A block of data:
_ _ _
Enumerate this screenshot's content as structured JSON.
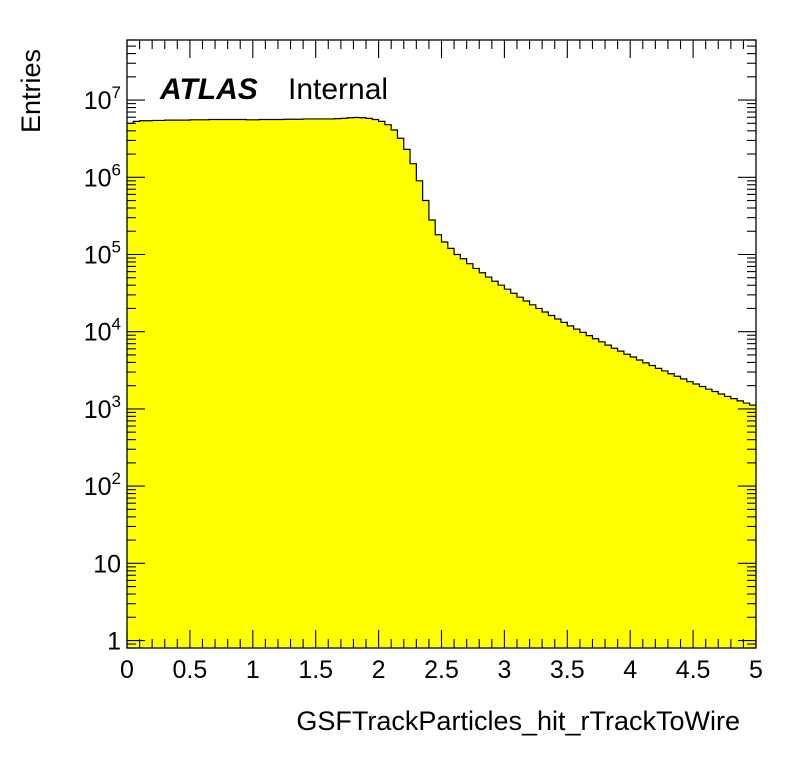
{
  "chart_data": {
    "type": "histogram",
    "title": "",
    "xlabel": "GSFTrackParticles_hit_rTrackToWire",
    "ylabel": "Entries",
    "xlim": [
      0,
      5
    ],
    "ylim": [
      0.8,
      60000000
    ],
    "yscale": "log",
    "fill_color": "#ffff00",
    "line_color": "#000000",
    "legend": "none",
    "grid": false,
    "x_tick_labels": [
      "0",
      "0.5",
      "1",
      "1.5",
      "2",
      "2.5",
      "3",
      "3.5",
      "4",
      "4.5",
      "5"
    ],
    "y_ticks": [
      {
        "value": 1,
        "base": "1",
        "exp": ""
      },
      {
        "value": 10,
        "base": "10",
        "exp": ""
      },
      {
        "value": 100,
        "base": "10",
        "exp": "2"
      },
      {
        "value": 1000,
        "base": "10",
        "exp": "3"
      },
      {
        "value": 10000,
        "base": "10",
        "exp": "4"
      },
      {
        "value": 100000,
        "base": "10",
        "exp": "5"
      },
      {
        "value": 1000000,
        "base": "10",
        "exp": "6"
      },
      {
        "value": 10000000,
        "base": "10",
        "exp": "7"
      }
    ],
    "bin_width": 0.05,
    "bin_low_edges": [
      0.0,
      0.05,
      0.1,
      0.15,
      0.2,
      0.25,
      0.3,
      0.35,
      0.4,
      0.45,
      0.5,
      0.55,
      0.6,
      0.65,
      0.7,
      0.75,
      0.8,
      0.85,
      0.9,
      0.95,
      1.0,
      1.05,
      1.1,
      1.15,
      1.2,
      1.25,
      1.3,
      1.35,
      1.4,
      1.45,
      1.5,
      1.55,
      1.6,
      1.65,
      1.7,
      1.75,
      1.8,
      1.85,
      1.9,
      1.95,
      2.0,
      2.05,
      2.1,
      2.15,
      2.2,
      2.25,
      2.3,
      2.35,
      2.4,
      2.45,
      2.5,
      2.55,
      2.6,
      2.65,
      2.7,
      2.75,
      2.8,
      2.85,
      2.9,
      2.95,
      3.0,
      3.05,
      3.1,
      3.15,
      3.2,
      3.25,
      3.3,
      3.35,
      3.4,
      3.45,
      3.5,
      3.55,
      3.6,
      3.65,
      3.7,
      3.75,
      3.8,
      3.85,
      3.9,
      3.95,
      4.0,
      4.05,
      4.1,
      4.15,
      4.2,
      4.25,
      4.3,
      4.35,
      4.4,
      4.45,
      4.5,
      4.55,
      4.6,
      4.65,
      4.7,
      4.75,
      4.8,
      4.85,
      4.9,
      4.95
    ],
    "values": [
      5000000,
      5300000,
      5400000,
      5400000,
      5450000,
      5450000,
      5500000,
      5500000,
      5500000,
      5500000,
      5550000,
      5550000,
      5550000,
      5600000,
      5600000,
      5600000,
      5600000,
      5600000,
      5600000,
      5550000,
      5550000,
      5600000,
      5600000,
      5600000,
      5600000,
      5650000,
      5650000,
      5650000,
      5700000,
      5700000,
      5700000,
      5700000,
      5700000,
      5750000,
      5800000,
      5900000,
      5950000,
      5900000,
      5800000,
      5600000,
      5300000,
      4800000,
      4100000,
      3200000,
      2300000,
      1500000,
      900000,
      500000,
      280000,
      180000,
      145000,
      120000,
      100000,
      88000,
      76000,
      66000,
      58000,
      51000,
      45000,
      40000,
      35500,
      31500,
      28000,
      25000,
      22300,
      20000,
      18000,
      16200,
      14600,
      13200,
      11900,
      10800,
      9800,
      8900,
      8100,
      7400,
      6700,
      6100,
      5600,
      5100,
      4700,
      4300,
      3950,
      3650,
      3350,
      3100,
      2850,
      2650,
      2450,
      2250,
      2100,
      1950,
      1800,
      1680,
      1560,
      1450,
      1360,
      1270,
      1190,
      1120
    ],
    "annotations": {
      "experiment": "ATLAS",
      "status": "Internal"
    }
  }
}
_ _ _
Copy every entry word for word, but omit the pictures.

- _Correct output_
Enumerate this screenshot's content as structured JSON.
{
  "chart_data": {
    "type": "histogram",
    "title": "",
    "xlabel": "GSFTrackParticles_hit_rTrackToWire",
    "ylabel": "Entries",
    "xlim": [
      0,
      5
    ],
    "ylim": [
      0.8,
      60000000
    ],
    "yscale": "log",
    "fill_color": "#ffff00",
    "line_color": "#000000",
    "legend": "none",
    "grid": false,
    "x_tick_labels": [
      "0",
      "0.5",
      "1",
      "1.5",
      "2",
      "2.5",
      "3",
      "3.5",
      "4",
      "4.5",
      "5"
    ],
    "y_ticks": [
      {
        "value": 1,
        "base": "1",
        "exp": ""
      },
      {
        "value": 10,
        "base": "10",
        "exp": ""
      },
      {
        "value": 100,
        "base": "10",
        "exp": "2"
      },
      {
        "value": 1000,
        "base": "10",
        "exp": "3"
      },
      {
        "value": 10000,
        "base": "10",
        "exp": "4"
      },
      {
        "value": 100000,
        "base": "10",
        "exp": "5"
      },
      {
        "value": 1000000,
        "base": "10",
        "exp": "6"
      },
      {
        "value": 10000000,
        "base": "10",
        "exp": "7"
      }
    ],
    "bin_width": 0.05,
    "bin_low_edges": [
      0.0,
      0.05,
      0.1,
      0.15,
      0.2,
      0.25,
      0.3,
      0.35,
      0.4,
      0.45,
      0.5,
      0.55,
      0.6,
      0.65,
      0.7,
      0.75,
      0.8,
      0.85,
      0.9,
      0.95,
      1.0,
      1.05,
      1.1,
      1.15,
      1.2,
      1.25,
      1.3,
      1.35,
      1.4,
      1.45,
      1.5,
      1.55,
      1.6,
      1.65,
      1.7,
      1.75,
      1.8,
      1.85,
      1.9,
      1.95,
      2.0,
      2.05,
      2.1,
      2.15,
      2.2,
      2.25,
      2.3,
      2.35,
      2.4,
      2.45,
      2.5,
      2.55,
      2.6,
      2.65,
      2.7,
      2.75,
      2.8,
      2.85,
      2.9,
      2.95,
      3.0,
      3.05,
      3.1,
      3.15,
      3.2,
      3.25,
      3.3,
      3.35,
      3.4,
      3.45,
      3.5,
      3.55,
      3.6,
      3.65,
      3.7,
      3.75,
      3.8,
      3.85,
      3.9,
      3.95,
      4.0,
      4.05,
      4.1,
      4.15,
      4.2,
      4.25,
      4.3,
      4.35,
      4.4,
      4.45,
      4.5,
      4.55,
      4.6,
      4.65,
      4.7,
      4.75,
      4.8,
      4.85,
      4.9,
      4.95
    ],
    "values": [
      5000000,
      5300000,
      5400000,
      5400000,
      5450000,
      5450000,
      5500000,
      5500000,
      5500000,
      5500000,
      5550000,
      5550000,
      5550000,
      5600000,
      5600000,
      5600000,
      5600000,
      5600000,
      5600000,
      5550000,
      5550000,
      5600000,
      5600000,
      5600000,
      5600000,
      5650000,
      5650000,
      5650000,
      5700000,
      5700000,
      5700000,
      5700000,
      5700000,
      5750000,
      5800000,
      5900000,
      5950000,
      5900000,
      5800000,
      5600000,
      5300000,
      4800000,
      4100000,
      3200000,
      2300000,
      1500000,
      900000,
      500000,
      280000,
      180000,
      145000,
      120000,
      100000,
      88000,
      76000,
      66000,
      58000,
      51000,
      45000,
      40000,
      35500,
      31500,
      28000,
      25000,
      22300,
      20000,
      18000,
      16200,
      14600,
      13200,
      11900,
      10800,
      9800,
      8900,
      8100,
      7400,
      6700,
      6100,
      5600,
      5100,
      4700,
      4300,
      3950,
      3650,
      3350,
      3100,
      2850,
      2650,
      2450,
      2250,
      2100,
      1950,
      1800,
      1680,
      1560,
      1450,
      1360,
      1270,
      1190,
      1120
    ],
    "annotations": {
      "experiment": "ATLAS",
      "status": "Internal"
    }
  }
}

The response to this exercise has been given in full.